-------- Data for the task
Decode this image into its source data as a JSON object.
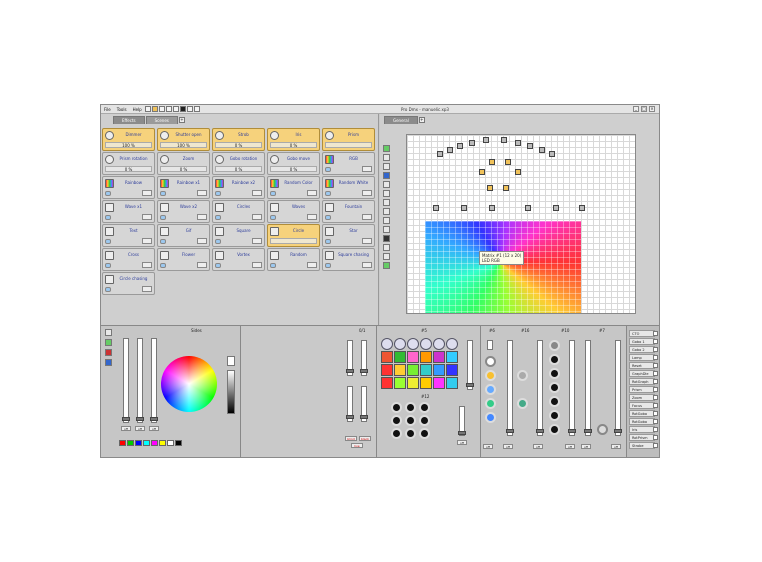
{
  "window": {
    "title": "Pro Dmx - manuelic.xp3"
  },
  "menu": {
    "file": "File",
    "tools": "Tools",
    "help": "Help"
  },
  "left_tabs": {
    "effects": "Effects",
    "scenes": "Scenes",
    "add": "+"
  },
  "right_tabs": {
    "general": "General",
    "add": "+"
  },
  "effects": [
    {
      "name": "Dimmer",
      "value": "100 %",
      "on": true
    },
    {
      "name": "Shutter open",
      "value": "100 %",
      "on": true
    },
    {
      "name": "Strob",
      "value": "0 %",
      "on": true
    },
    {
      "name": "Iris",
      "value": "0 %",
      "on": true
    },
    {
      "name": "Prism",
      "value": "",
      "on": true
    },
    {
      "name": "Prism rotation",
      "value": "0 %",
      "on": false
    },
    {
      "name": "Zoom",
      "value": "0 %",
      "on": false
    },
    {
      "name": "Gobo rotation",
      "value": "0 %",
      "on": false
    },
    {
      "name": "Gobo move",
      "value": "0 %",
      "on": false
    },
    {
      "name": "RGB",
      "value": "",
      "on": false
    },
    {
      "name": "Rainbow",
      "value": "",
      "on": false
    },
    {
      "name": "Rainbow x1",
      "value": "",
      "on": false
    },
    {
      "name": "Rainbow x2",
      "value": "",
      "on": false
    },
    {
      "name": "Random Color",
      "value": "",
      "on": false
    },
    {
      "name": "Random White",
      "value": "",
      "on": false
    },
    {
      "name": "Wave x1",
      "value": "",
      "on": false
    },
    {
      "name": "Wave x2",
      "value": "",
      "on": false
    },
    {
      "name": "Circles",
      "value": "",
      "on": false
    },
    {
      "name": "Waves",
      "value": "",
      "on": false
    },
    {
      "name": "Fountain",
      "value": "",
      "on": false
    },
    {
      "name": "Text",
      "value": "",
      "on": false
    },
    {
      "name": "Gif",
      "value": "",
      "on": false
    },
    {
      "name": "Square",
      "value": "",
      "on": false
    },
    {
      "name": "Circle",
      "value": "",
      "on": true
    },
    {
      "name": "Star",
      "value": "",
      "on": false
    },
    {
      "name": "Cross",
      "value": "",
      "on": false
    },
    {
      "name": "Flower",
      "value": "",
      "on": false
    },
    {
      "name": "Vortex",
      "value": "",
      "on": false
    },
    {
      "name": "Random",
      "value": "",
      "on": false
    },
    {
      "name": "Square chasing",
      "value": "",
      "on": false
    },
    {
      "name": "Circle chasing",
      "value": "",
      "on": false
    }
  ],
  "matrix_tooltip": {
    "line1": "Matrix #1 (12 x 20)",
    "line2": "LED RGB"
  },
  "bottom": {
    "section_label": "Sides",
    "xy_label": "0/1",
    "group5": "#5",
    "group6": "#6",
    "group16": "#16",
    "group10": "#10",
    "group7": "#7",
    "group12": "#12",
    "off": "off",
    "blind": "blind",
    "black": "black",
    "live": "live"
  },
  "properties": [
    "CTO",
    "Gobo 1",
    "Gobo 2",
    "Lamp",
    "Reset",
    "GraphDle",
    "RotGraph",
    "Prism",
    "Zoom",
    "Focus",
    "RotGobo",
    "RotGobo",
    "Iris",
    "RotPrism",
    "Strobe"
  ],
  "palette": [
    "#ff0000",
    "#00cc00",
    "#0000ff",
    "#00ffff",
    "#ff00ff",
    "#ffff00",
    "#ffffff",
    "#000000"
  ],
  "gobo_colors": [
    "#e53",
    "#3b3",
    "#f6c",
    "#f90",
    "#c3c",
    "#3cf",
    "#f33",
    "#fc3",
    "#7e3",
    "#3cc",
    "#39f",
    "#33f",
    "#f33",
    "#9f3",
    "#ee3",
    "#fc0",
    "#f3f",
    "#3ce"
  ]
}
----------------
Task directions: Set down the records in full and exactly. Do not carry over any image.

Solution to this problem:
Decode this image into its source data as a JSON object.
{
  "window": {
    "title": "Pro Dmx - manuelic.xp3"
  },
  "menu": {
    "file": "File",
    "tools": "Tools",
    "help": "Help"
  },
  "left_tabs": {
    "effects": "Effects",
    "scenes": "Scenes",
    "add": "+"
  },
  "right_tabs": {
    "general": "General",
    "add": "+"
  },
  "effects": [
    {
      "name": "Dimmer",
      "value": "100 %",
      "on": true
    },
    {
      "name": "Shutter open",
      "value": "100 %",
      "on": true
    },
    {
      "name": "Strob",
      "value": "0 %",
      "on": true
    },
    {
      "name": "Iris",
      "value": "0 %",
      "on": true
    },
    {
      "name": "Prism",
      "value": "",
      "on": true
    },
    {
      "name": "Prism rotation",
      "value": "0 %",
      "on": false
    },
    {
      "name": "Zoom",
      "value": "0 %",
      "on": false
    },
    {
      "name": "Gobo rotation",
      "value": "0 %",
      "on": false
    },
    {
      "name": "Gobo move",
      "value": "0 %",
      "on": false
    },
    {
      "name": "RGB",
      "value": "",
      "on": false
    },
    {
      "name": "Rainbow",
      "value": "",
      "on": false
    },
    {
      "name": "Rainbow x1",
      "value": "",
      "on": false
    },
    {
      "name": "Rainbow x2",
      "value": "",
      "on": false
    },
    {
      "name": "Random Color",
      "value": "",
      "on": false
    },
    {
      "name": "Random White",
      "value": "",
      "on": false
    },
    {
      "name": "Wave x1",
      "value": "",
      "on": false
    },
    {
      "name": "Wave x2",
      "value": "",
      "on": false
    },
    {
      "name": "Circles",
      "value": "",
      "on": false
    },
    {
      "name": "Waves",
      "value": "",
      "on": false
    },
    {
      "name": "Fountain",
      "value": "",
      "on": false
    },
    {
      "name": "Text",
      "value": "",
      "on": false
    },
    {
      "name": "Gif",
      "value": "",
      "on": false
    },
    {
      "name": "Square",
      "value": "",
      "on": false
    },
    {
      "name": "Circle",
      "value": "",
      "on": true
    },
    {
      "name": "Star",
      "value": "",
      "on": false
    },
    {
      "name": "Cross",
      "value": "",
      "on": false
    },
    {
      "name": "Flower",
      "value": "",
      "on": false
    },
    {
      "name": "Vortex",
      "value": "",
      "on": false
    },
    {
      "name": "Random",
      "value": "",
      "on": false
    },
    {
      "name": "Square chasing",
      "value": "",
      "on": false
    },
    {
      "name": "Circle chasing",
      "value": "",
      "on": false
    }
  ],
  "matrix_tooltip": {
    "line1": "Matrix #1 (12 x 20)",
    "line2": "LED RGB"
  },
  "bottom": {
    "section_label": "Sides",
    "xy_label": "0/1",
    "group5": "#5",
    "group6": "#6",
    "group16": "#16",
    "group10": "#10",
    "group7": "#7",
    "group12": "#12",
    "off": "off",
    "blind": "blind",
    "black": "black",
    "live": "live"
  },
  "properties": [
    "CTO",
    "Gobo 1",
    "Gobo 2",
    "Lamp",
    "Reset",
    "GraphDle",
    "RotGraph",
    "Prism",
    "Zoom",
    "Focus",
    "RotGobo",
    "RotGobo",
    "Iris",
    "RotPrism",
    "Strobe"
  ],
  "palette": [
    "#ff0000",
    "#00cc00",
    "#0000ff",
    "#00ffff",
    "#ff00ff",
    "#ffff00",
    "#ffffff",
    "#000000"
  ],
  "gobo_colors": [
    "#e53",
    "#3b3",
    "#f6c",
    "#f90",
    "#c3c",
    "#3cf",
    "#f33",
    "#fc3",
    "#7e3",
    "#3cc",
    "#39f",
    "#33f",
    "#f33",
    "#9f3",
    "#ee3",
    "#fc0",
    "#f3f",
    "#3ce"
  ]
}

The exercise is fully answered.